RECORDS TO USE:
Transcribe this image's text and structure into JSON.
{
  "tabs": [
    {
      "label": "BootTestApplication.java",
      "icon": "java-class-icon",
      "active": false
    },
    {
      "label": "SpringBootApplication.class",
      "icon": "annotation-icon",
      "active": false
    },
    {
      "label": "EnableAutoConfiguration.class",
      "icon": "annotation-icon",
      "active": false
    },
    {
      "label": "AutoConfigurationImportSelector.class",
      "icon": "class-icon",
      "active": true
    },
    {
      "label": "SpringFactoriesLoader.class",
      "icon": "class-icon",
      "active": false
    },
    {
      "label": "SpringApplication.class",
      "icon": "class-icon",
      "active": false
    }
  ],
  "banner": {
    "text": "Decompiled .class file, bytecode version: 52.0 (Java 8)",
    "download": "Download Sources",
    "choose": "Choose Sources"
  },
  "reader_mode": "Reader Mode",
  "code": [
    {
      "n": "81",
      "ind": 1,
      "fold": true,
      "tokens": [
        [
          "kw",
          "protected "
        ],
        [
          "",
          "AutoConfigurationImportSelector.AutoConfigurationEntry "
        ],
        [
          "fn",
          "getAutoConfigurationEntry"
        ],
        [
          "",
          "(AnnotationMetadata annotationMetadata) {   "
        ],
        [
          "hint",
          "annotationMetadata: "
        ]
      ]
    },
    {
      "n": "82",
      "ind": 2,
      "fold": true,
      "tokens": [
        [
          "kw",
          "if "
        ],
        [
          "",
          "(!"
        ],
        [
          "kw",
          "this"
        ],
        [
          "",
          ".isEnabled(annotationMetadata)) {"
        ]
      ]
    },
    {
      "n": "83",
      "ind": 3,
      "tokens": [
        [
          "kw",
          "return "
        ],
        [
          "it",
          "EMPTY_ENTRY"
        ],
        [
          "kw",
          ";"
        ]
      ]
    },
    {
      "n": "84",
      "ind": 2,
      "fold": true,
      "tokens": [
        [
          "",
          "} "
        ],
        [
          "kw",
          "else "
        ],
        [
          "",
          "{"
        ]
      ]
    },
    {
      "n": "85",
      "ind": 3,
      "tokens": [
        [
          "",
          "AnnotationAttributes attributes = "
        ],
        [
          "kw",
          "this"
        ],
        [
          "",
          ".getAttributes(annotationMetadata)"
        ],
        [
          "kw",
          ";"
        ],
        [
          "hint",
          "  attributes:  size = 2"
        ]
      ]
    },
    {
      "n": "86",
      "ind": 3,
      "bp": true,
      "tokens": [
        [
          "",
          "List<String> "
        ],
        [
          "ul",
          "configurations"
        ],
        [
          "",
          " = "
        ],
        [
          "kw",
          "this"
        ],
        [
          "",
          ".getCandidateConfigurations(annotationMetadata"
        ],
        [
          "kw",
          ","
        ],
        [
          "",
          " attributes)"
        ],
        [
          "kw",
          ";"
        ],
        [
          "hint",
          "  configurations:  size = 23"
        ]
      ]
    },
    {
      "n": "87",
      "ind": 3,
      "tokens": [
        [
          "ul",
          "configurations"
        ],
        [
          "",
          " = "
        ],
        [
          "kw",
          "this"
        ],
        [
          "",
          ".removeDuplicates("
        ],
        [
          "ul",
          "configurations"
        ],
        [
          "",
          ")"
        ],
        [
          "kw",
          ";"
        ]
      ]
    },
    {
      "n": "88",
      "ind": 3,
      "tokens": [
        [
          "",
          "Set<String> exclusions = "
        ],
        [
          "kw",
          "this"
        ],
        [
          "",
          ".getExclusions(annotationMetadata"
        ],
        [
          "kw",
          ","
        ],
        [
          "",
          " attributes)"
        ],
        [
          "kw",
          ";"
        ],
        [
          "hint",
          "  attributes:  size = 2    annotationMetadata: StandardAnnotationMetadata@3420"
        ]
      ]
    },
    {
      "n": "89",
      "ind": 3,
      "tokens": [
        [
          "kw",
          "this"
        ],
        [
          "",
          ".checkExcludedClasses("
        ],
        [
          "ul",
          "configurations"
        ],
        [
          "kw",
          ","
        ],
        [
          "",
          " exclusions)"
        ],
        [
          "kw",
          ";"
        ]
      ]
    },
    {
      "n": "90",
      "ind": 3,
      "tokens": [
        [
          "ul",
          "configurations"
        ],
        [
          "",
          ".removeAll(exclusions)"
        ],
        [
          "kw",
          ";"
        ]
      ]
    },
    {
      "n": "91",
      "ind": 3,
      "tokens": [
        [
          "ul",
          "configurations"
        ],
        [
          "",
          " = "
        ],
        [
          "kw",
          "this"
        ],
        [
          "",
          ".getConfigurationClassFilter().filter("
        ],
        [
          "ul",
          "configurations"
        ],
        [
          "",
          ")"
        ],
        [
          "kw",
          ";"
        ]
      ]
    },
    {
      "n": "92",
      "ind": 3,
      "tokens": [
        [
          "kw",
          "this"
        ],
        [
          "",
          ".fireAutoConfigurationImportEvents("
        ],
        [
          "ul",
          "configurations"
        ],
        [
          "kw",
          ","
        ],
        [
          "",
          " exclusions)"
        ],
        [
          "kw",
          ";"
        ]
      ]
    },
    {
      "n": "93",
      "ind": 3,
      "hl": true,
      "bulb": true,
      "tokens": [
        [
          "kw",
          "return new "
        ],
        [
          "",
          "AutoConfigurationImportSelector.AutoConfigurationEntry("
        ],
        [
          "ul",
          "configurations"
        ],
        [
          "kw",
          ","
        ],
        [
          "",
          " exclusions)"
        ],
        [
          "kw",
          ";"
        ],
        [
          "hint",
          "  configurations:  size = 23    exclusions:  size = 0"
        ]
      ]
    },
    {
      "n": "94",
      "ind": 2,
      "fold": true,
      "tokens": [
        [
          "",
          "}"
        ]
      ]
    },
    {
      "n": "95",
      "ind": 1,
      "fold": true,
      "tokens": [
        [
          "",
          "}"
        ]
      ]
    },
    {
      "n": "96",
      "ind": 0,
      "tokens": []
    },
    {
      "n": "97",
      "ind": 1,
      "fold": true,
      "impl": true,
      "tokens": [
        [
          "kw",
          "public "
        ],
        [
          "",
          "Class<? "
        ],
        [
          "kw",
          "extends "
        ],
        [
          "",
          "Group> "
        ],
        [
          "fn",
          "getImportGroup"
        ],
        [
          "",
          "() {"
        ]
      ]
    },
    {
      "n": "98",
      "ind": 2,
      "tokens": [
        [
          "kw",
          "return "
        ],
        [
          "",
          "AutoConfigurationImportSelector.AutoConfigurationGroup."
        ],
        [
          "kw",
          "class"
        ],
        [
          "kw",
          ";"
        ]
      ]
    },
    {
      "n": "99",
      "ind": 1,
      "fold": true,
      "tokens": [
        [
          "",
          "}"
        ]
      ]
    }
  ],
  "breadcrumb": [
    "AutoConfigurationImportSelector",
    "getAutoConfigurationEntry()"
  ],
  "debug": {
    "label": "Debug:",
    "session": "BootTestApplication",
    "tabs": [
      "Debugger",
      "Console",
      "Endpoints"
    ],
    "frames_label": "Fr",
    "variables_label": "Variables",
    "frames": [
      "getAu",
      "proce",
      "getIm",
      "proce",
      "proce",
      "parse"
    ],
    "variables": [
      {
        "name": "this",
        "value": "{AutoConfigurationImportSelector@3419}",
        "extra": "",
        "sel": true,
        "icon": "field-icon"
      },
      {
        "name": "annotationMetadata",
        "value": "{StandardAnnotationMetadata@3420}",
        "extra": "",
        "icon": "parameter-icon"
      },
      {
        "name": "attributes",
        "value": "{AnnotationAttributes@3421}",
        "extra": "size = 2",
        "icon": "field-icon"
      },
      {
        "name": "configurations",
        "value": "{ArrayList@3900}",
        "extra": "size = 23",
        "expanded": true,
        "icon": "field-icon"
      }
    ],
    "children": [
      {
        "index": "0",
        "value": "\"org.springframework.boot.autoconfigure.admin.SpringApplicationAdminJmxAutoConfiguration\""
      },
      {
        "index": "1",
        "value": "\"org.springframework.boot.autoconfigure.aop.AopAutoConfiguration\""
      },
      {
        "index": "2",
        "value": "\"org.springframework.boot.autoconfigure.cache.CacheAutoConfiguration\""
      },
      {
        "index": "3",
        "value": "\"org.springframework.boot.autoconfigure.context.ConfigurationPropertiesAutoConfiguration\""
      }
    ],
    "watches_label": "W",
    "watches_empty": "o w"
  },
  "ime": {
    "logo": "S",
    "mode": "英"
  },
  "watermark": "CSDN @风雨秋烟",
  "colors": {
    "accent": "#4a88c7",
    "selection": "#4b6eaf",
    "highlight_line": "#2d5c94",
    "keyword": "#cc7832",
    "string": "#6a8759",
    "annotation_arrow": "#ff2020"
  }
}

WHAT YOU ARE ASKED TO DO: Search the records for the word "StandardAnnotationMetadata". Copy every line that has it.

TASK SOLUTION:
          "  attributes:  size = 2    annotationMetadata: StandardAnnotationMetadata@3420"
        "value": "{StandardAnnotationMetadata@3420}",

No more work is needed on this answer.